[EXERCISE INSTRUCTIONS] Retype all of the listing exactly, passing over any picture you find.

[Structured figure records]
____________

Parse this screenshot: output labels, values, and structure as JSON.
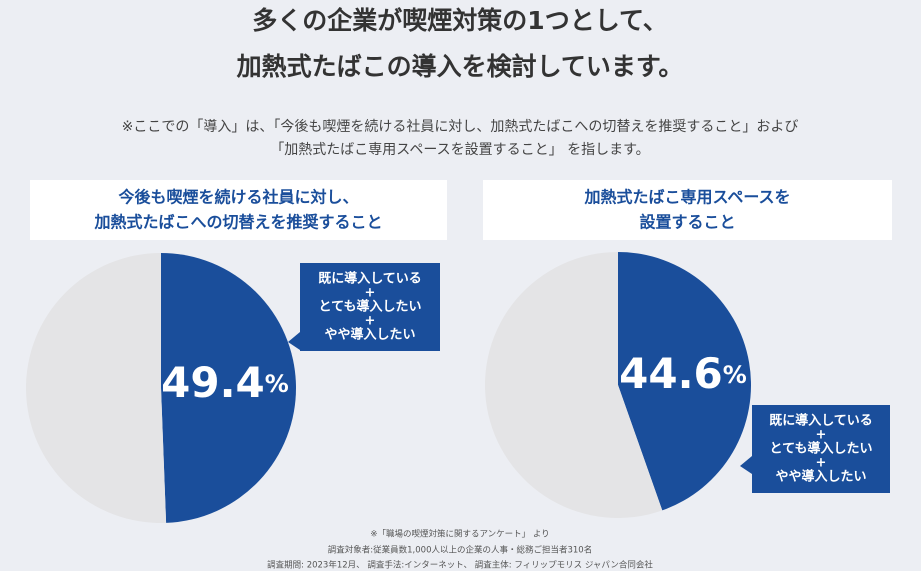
{
  "header": {
    "title": [
      "多くの企業が喫煙対策の1つとして、",
      "加熱式たばこの導入を検討しています。"
    ],
    "note": [
      "※ここでの「導入」は、「今後も喫煙を続ける社員に対し、加熱式たばこへの切替えを推奨すること」および",
      "「加熱式たばこ専用スペースを設置すること」 を指します。"
    ]
  },
  "chart_data": [
    {
      "type": "pie",
      "title": [
        "今後も喫煙を続ける社員に対し、",
        "加熱式たばこへの切替えを推奨すること"
      ],
      "categories": [
        "既に導入している+とても導入したい+やや導入したい",
        null
      ],
      "values": [
        49.4,
        50.6
      ],
      "value_labels": [
        "49.4%",
        null
      ],
      "colors": [
        "#1a4e9b",
        "#e4e4e6"
      ],
      "callout": [
        "既に導入している",
        "+",
        "とても導入したい",
        "+",
        "やや導入したい"
      ]
    },
    {
      "type": "pie",
      "title": [
        "加熱式たばこ専用スペースを",
        "設置すること"
      ],
      "categories": [
        "既に導入している+とても導入したい+やや導入したい",
        null
      ],
      "values": [
        44.6,
        55.4
      ],
      "value_labels": [
        "44.6%",
        null
      ],
      "colors": [
        "#1a4e9b",
        "#e4e4e6"
      ],
      "callout": [
        "既に導入している",
        "+",
        "とても導入したい",
        "+",
        "やや導入したい"
      ]
    }
  ],
  "footer": [
    "※「職場の喫煙対策に関するアンケート」 より",
    "調査対象者:従業員数1,000人以上の企業の人事・総務ご担当者310名",
    "調査期間: 2023年12月、 調査手法:インターネット、 調査主体: フィリップモリス ジャパン合同会社"
  ]
}
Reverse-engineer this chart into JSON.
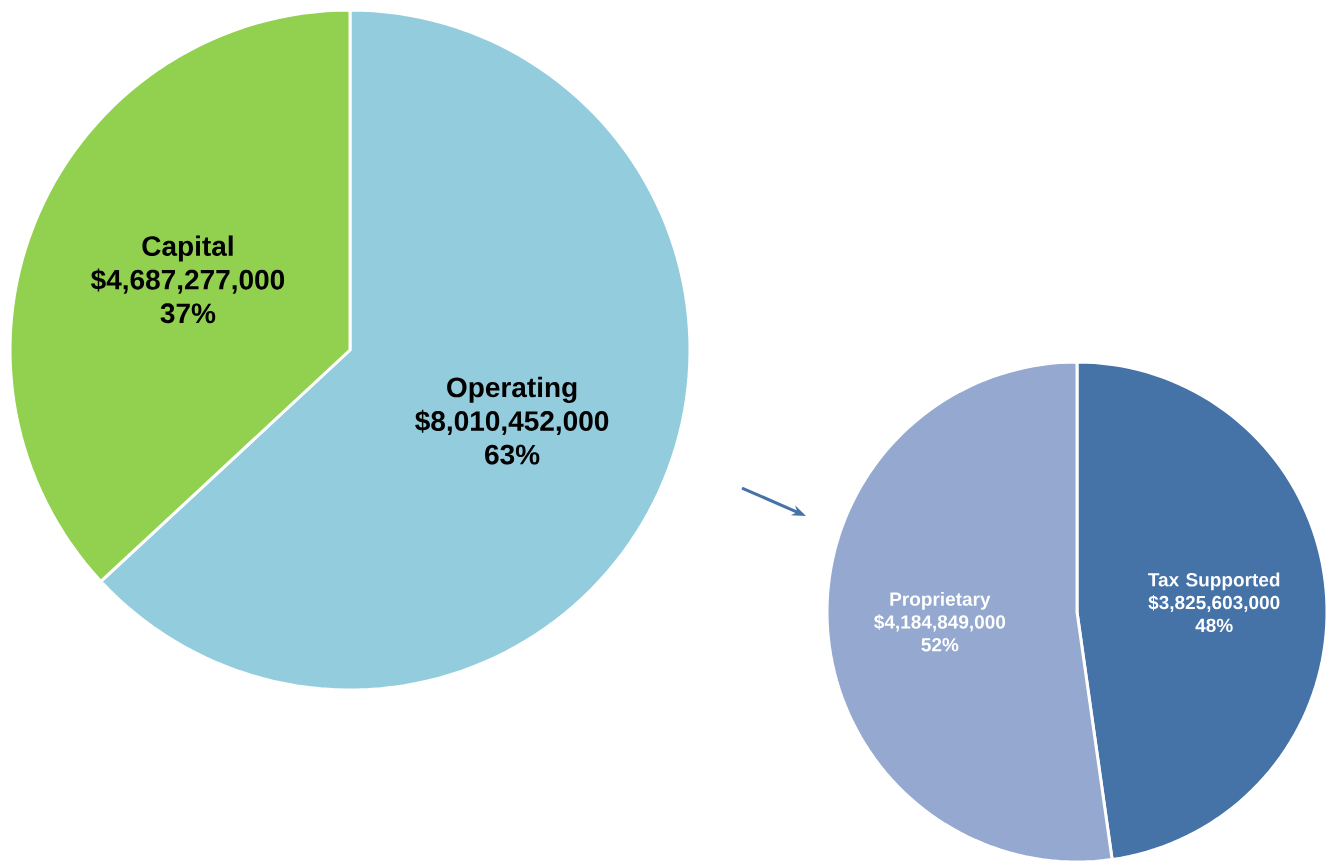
{
  "chart_data": [
    {
      "type": "pie",
      "categories": [
        "Operating",
        "Capital"
      ],
      "values": [
        8010452000,
        4687277000
      ],
      "colors": [
        "#93cddd",
        "#92d050"
      ],
      "value_labels": [
        "$8,010,452,000 63%",
        "$4,687,277,000 37%"
      ]
    },
    {
      "type": "pie",
      "categories": [
        "Tax Supported",
        "Proprietary"
      ],
      "values": [
        3825603000,
        4184849000
      ],
      "colors": [
        "#4572a7",
        "#95a9d0"
      ],
      "value_labels": [
        "$3,825,603,000 48%",
        "$4,184,849,000 52%"
      ]
    }
  ]
}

____________

[SOLUTION TO THE EXERCISE]
Parse this screenshot: output labels, values, and structure as JSON.
{
  "header": {
    "title": [
      "多くの企業が喫煙対策の1つとして、",
      "加熱式たばこの導入を検討しています。"
    ],
    "note": [
      "※ここでの「導入」は、「今後も喫煙を続ける社員に対し、加熱式たばこへの切替えを推奨すること」および",
      "「加熱式たばこ専用スペースを設置すること」 を指します。"
    ]
  },
  "chart_data": [
    {
      "type": "pie",
      "title": [
        "今後も喫煙を続ける社員に対し、",
        "加熱式たばこへの切替えを推奨すること"
      ],
      "categories": [
        "既に導入している+とても導入したい+やや導入したい",
        null
      ],
      "values": [
        49.4,
        50.6
      ],
      "value_labels": [
        "49.4%",
        null
      ],
      "colors": [
        "#1a4e9b",
        "#e4e4e6"
      ],
      "callout": [
        "既に導入している",
        "+",
        "とても導入したい",
        "+",
        "やや導入したい"
      ]
    },
    {
      "type": "pie",
      "title": [
        "加熱式たばこ専用スペースを",
        "設置すること"
      ],
      "categories": [
        "既に導入している+とても導入したい+やや導入したい",
        null
      ],
      "values": [
        44.6,
        55.4
      ],
      "value_labels": [
        "44.6%",
        null
      ],
      "colors": [
        "#1a4e9b",
        "#e4e4e6"
      ],
      "callout": [
        "既に導入している",
        "+",
        "とても導入したい",
        "+",
        "やや導入したい"
      ]
    }
  ],
  "footer": [
    "※「職場の喫煙対策に関するアンケート」 より",
    "調査対象者:従業員数1,000人以上の企業の人事・総務ご担当者310名",
    "調査期間: 2023年12月、 調査手法:インターネット、 調査主体: フィリップモリス ジャパン合同会社"
  ]
}
Reverse-engineer this chart into JSON.
{
  "chart_data": [
    {
      "type": "pie",
      "categories": [
        "Operating",
        "Capital"
      ],
      "values": [
        8010452000,
        4687277000
      ],
      "colors": [
        "#93cddd",
        "#92d050"
      ],
      "value_labels": [
        "$8,010,452,000 63%",
        "$4,687,277,000 37%"
      ]
    },
    {
      "type": "pie",
      "categories": [
        "Tax Supported",
        "Proprietary"
      ],
      "values": [
        3825603000,
        4184849000
      ],
      "colors": [
        "#4572a7",
        "#95a9d0"
      ],
      "value_labels": [
        "$3,825,603,000 48%",
        "$4,184,849,000 52%"
      ]
    }
  ]
}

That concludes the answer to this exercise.